- [Directive]: What is the number of lines containing "name"? Give only that number.

- [Record list]:
▬▬▬
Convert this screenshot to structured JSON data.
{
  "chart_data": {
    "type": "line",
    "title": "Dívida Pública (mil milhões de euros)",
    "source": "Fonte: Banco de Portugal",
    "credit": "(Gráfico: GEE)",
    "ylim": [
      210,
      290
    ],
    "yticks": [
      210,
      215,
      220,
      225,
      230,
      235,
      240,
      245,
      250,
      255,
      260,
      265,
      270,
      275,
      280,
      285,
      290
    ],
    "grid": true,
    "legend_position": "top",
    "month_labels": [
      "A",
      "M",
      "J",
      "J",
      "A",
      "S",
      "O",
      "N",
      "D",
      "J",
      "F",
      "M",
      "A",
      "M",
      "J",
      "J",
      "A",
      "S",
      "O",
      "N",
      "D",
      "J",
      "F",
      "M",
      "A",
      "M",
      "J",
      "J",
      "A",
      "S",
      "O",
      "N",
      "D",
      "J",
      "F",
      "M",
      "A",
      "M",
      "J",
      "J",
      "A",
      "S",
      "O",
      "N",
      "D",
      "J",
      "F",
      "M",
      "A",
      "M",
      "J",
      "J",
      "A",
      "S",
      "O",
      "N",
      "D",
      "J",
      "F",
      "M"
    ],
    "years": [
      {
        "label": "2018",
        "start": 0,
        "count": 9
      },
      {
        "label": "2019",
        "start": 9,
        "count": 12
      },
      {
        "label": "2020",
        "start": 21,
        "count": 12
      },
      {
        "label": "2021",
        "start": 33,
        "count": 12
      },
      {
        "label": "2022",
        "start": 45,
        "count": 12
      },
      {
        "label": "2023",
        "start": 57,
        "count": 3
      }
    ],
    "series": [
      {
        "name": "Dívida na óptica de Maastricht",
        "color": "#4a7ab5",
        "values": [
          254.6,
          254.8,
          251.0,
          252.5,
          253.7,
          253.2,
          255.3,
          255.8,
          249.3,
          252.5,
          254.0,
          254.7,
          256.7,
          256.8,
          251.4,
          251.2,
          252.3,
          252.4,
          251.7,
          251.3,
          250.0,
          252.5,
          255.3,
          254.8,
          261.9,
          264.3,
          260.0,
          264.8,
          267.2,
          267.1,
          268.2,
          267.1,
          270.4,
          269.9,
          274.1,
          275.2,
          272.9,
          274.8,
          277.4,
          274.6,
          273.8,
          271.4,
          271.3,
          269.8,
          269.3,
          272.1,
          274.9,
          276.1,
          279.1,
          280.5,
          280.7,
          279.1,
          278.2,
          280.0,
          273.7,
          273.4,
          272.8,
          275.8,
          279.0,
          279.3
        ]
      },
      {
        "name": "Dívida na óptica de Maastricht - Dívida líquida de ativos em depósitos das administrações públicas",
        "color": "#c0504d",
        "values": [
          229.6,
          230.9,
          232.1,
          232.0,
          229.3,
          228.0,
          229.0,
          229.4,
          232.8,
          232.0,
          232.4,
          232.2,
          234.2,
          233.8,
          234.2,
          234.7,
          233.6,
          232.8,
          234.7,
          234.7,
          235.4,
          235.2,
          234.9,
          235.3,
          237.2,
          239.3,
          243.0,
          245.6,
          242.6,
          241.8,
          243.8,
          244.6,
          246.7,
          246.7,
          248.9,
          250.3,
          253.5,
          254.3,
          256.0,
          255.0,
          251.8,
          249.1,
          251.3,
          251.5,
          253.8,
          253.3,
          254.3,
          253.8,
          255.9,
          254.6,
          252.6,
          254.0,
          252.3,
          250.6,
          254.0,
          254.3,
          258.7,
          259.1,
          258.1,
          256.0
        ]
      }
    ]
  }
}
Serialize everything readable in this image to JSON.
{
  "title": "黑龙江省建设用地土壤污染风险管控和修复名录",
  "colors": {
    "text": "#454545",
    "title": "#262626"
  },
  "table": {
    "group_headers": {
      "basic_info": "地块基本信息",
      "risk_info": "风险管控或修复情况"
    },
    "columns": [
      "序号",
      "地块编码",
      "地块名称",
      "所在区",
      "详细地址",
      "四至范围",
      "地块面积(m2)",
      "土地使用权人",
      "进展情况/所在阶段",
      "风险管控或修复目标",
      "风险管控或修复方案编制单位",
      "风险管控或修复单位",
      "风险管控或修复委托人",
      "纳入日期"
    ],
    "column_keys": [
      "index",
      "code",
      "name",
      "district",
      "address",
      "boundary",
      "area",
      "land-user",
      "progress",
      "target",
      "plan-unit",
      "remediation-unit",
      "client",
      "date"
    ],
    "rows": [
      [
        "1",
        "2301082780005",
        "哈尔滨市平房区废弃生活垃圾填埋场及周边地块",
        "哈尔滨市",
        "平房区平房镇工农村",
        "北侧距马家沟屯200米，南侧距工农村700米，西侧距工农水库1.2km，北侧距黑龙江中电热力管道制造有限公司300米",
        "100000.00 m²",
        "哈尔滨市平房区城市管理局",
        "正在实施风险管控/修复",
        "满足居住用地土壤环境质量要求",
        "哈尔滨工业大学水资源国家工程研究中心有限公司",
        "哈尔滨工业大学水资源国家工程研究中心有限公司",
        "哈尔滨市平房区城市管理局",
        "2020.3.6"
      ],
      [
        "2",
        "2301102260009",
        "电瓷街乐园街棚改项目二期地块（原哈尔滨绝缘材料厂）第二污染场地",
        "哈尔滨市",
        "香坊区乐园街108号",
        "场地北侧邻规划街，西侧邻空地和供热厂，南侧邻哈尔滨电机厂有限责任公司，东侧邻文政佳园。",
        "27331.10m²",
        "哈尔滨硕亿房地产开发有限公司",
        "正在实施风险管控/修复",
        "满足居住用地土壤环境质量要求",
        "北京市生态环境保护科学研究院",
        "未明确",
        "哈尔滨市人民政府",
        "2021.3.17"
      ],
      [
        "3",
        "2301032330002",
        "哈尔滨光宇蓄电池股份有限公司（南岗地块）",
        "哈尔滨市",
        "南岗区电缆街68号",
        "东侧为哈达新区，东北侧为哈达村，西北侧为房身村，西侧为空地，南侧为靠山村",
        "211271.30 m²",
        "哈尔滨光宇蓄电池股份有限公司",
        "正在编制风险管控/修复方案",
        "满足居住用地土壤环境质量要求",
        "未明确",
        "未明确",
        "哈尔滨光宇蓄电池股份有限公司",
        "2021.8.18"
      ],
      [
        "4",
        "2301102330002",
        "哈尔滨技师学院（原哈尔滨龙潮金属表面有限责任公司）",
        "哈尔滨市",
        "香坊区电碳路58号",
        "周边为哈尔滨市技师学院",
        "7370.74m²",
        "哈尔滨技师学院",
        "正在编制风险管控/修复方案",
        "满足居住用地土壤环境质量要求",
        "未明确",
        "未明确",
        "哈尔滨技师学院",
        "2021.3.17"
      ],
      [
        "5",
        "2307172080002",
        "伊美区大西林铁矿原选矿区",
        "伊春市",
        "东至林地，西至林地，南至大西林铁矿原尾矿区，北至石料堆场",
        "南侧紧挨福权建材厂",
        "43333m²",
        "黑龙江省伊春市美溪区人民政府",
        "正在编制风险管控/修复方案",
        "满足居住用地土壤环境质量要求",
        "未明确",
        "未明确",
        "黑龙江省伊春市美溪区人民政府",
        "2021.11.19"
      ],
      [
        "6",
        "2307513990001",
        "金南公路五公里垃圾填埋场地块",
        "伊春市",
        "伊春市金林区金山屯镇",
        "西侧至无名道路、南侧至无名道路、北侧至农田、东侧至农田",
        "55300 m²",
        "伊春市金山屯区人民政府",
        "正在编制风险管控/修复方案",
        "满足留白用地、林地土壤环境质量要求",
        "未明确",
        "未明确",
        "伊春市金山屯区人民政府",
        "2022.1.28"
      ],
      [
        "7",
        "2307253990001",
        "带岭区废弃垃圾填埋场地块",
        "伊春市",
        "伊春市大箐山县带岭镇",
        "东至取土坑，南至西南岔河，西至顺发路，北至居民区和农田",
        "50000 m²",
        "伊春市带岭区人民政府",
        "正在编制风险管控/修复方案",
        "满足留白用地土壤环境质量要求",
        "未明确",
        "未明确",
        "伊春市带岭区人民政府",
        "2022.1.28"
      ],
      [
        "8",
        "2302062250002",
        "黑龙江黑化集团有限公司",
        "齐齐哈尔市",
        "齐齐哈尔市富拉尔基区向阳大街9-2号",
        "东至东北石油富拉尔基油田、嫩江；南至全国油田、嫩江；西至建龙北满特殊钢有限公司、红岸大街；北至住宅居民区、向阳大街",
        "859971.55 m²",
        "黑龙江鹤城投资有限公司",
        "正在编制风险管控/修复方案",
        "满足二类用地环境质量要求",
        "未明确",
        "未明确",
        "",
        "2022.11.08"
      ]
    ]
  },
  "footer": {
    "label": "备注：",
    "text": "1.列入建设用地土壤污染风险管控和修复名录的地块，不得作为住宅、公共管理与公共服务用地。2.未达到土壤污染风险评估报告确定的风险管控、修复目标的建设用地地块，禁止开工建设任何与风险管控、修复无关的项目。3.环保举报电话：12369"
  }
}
▬▬▬
- [Task output]: 3